-- Task brief --
Would you return the complete listing below word for word?

-- Records provided --
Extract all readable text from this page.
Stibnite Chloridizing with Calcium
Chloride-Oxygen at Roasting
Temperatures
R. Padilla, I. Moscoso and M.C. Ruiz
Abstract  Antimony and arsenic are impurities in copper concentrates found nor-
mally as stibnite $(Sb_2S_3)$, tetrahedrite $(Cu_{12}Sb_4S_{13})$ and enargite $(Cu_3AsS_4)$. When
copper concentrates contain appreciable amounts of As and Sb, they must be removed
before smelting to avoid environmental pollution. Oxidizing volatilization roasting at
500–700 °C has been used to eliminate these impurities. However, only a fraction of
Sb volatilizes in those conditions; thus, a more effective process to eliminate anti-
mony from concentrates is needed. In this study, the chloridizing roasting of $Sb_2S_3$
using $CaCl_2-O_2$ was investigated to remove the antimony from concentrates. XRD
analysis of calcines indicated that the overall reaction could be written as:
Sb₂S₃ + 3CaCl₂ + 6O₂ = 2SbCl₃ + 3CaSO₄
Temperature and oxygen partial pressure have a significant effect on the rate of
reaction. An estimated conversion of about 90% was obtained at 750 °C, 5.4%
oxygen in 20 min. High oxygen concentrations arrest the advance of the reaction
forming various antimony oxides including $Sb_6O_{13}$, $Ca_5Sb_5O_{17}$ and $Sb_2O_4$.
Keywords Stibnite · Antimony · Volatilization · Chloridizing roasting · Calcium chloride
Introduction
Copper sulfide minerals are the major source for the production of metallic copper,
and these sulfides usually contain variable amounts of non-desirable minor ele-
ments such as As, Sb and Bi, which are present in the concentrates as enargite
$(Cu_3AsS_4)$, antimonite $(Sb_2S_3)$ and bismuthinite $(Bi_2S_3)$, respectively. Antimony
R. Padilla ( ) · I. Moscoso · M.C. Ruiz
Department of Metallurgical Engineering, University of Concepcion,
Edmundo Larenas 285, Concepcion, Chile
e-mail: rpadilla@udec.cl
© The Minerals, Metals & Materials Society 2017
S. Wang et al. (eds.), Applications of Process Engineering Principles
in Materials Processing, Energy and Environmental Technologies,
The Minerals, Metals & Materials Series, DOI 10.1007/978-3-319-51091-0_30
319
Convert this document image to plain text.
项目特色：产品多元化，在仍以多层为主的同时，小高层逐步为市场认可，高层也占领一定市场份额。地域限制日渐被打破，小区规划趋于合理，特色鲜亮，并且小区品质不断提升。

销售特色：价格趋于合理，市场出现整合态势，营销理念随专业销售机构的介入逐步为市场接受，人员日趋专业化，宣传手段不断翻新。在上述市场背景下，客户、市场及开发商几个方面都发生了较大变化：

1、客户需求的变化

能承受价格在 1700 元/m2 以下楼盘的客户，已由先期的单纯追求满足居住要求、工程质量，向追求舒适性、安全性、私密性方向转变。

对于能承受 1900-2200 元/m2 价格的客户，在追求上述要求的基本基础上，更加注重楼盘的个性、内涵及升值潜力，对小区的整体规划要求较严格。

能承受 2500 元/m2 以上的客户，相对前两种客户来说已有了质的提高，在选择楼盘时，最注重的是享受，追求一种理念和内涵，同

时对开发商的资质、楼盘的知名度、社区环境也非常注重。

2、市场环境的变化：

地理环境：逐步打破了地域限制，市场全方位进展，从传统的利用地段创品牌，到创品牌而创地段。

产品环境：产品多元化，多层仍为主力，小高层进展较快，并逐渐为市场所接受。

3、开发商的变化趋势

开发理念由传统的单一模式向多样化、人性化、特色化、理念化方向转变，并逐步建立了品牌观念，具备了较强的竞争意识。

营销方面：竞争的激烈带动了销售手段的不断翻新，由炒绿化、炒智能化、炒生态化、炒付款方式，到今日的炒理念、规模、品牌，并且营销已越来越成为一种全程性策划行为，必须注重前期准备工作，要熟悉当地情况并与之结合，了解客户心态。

-- Output of the task --
Extract all readable text from this page.
Stibnite Chloridizing with Calcium
Chloride-Oxygen at Roasting
Temperatures
R. Padilla, I. Moscoso and M.C. Ruiz
Abstract  Antimony and arsenic are impurities in copper concentrates found nor-
mally as stibnite $(Sb_2S_3)$, tetrahedrite $(Cu_{12}Sb_4S_{13})$ and enargite $(Cu_3AsS_4)$. When
copper concentrates contain appreciable amounts of As and Sb, they must be removed
before smelting to avoid environmental pollution. Oxidizing volatilization roasting at
500–700 °C has been used to eliminate these impurities. However, only a fraction of
Sb volatilizes in those conditions; thus, a more effective process to eliminate anti-
mony from concentrates is needed. In this study, the chloridizing roasting of $Sb_2S_3$
using $CaCl_2-O_2$ was investigated to remove the antimony from concentrates. XRD
analysis of calcines indicated that the overall reaction could be written as:
Sb₂S₃ + 3CaCl₂ + 6O₂ = 2SbCl₃ + 3CaSO₄
Temperature and oxygen partial pressure have a significant effect on the rate of
reaction. An estimated conversion of about 90% was obtained at 750 °C, 5.4%
oxygen in 20 min. High oxygen concentrations arrest the advance of the reaction
forming various antimony oxides including $Sb_6O_{13}$, $Ca_5Sb_5O_{17}$ and $Sb_2O_4$.
Keywords Stibnite · Antimony · Volatilization · Chloridizing roasting · Calcium chloride
Introduction
Copper sulfide minerals are the major source for the production of metallic copper,
and these sulfides usually contain variable amounts of non-desirable minor ele-
ments such as As, Sb and Bi, which are present in the concentrates as enargite
$(Cu_3AsS_4)$, antimonite $(Sb_2S_3)$ and bismuthinite $(Bi_2S_3)$, respectively. Antimony
R. Padilla ( ) · I. Moscoso · M.C. Ruiz
Department of Metallurgical Engineering, University of Concepcion,
Edmundo Larenas 285, Concepcion, Chile
e-mail: rpadilla@udec.cl
© The Minerals, Metals & Materials Society 2017
S. Wang et al. (eds.), Applications of Process Engineering Principles
in Materials Processing, Energy and Environmental Technologies,
The Minerals, Metals & Materials Series, DOI 10.1007/978-3-319-51091-0_30
319
Convert this document image to plain text.
项目特色：产品多元化，在仍以多层为主的同时，小高层逐步为市场认可，高层也占领一定市场份额。地域限制日渐被打破，小区规划趋于合理，特色鲜亮，并且小区品质不断提升。

销售特色：价格趋于合理，市场出现整合态势，营销理念随专业销售机构的介入逐步为市场接受，人员日趋专业化，宣传手段不断翻新。在上述市场背景下，客户、市场及开发商几个方面都发生了较大变化：

1、客户需求的变化

能承受价格在 1700 元/m2 以下楼盘的客户，已由先期的单纯追求满足居住要求、工程质量，向追求舒适性、安全性、私密性方向转变。

对于能承受 1900-2200 元/m2 价格的客户，在追求上述要求的基本基础上，更加注重楼盘的个性、内涵及升值潜力，对小区的整体规划要求较严格。

能承受 2500 元/m2 以上的客户，相对前两种客户来说已有了质的提高，在选择楼盘时，最注重的是享受，追求一种理念和内涵，同

时对开发商的资质、楼盘的知名度、社区环境也非常注重。

2、市场环境的变化：

地理环境：逐步打破了地域限制，市场全方位进展，从传统的利用地段创品牌，到创品牌而创地段。

产品环境：产品多元化，多层仍为主力，小高层进展较快，并逐渐为市场所接受。

3、开发商的变化趋势

开发理念由传统的单一模式向多样化、人性化、特色化、理念化方向转变，并逐步建立了品牌观念，具备了较强的竞争意识。

营销方面：竞争的激烈带动了销售手段的不断翻新，由炒绿化、炒智能化、炒生态化、炒付款方式，到今日的炒理念、规模、品牌，并且营销已越来越成为一种全程性策划行为，必须注重前期准备工作，要熟悉当地情况并与之结合，了解客户心态。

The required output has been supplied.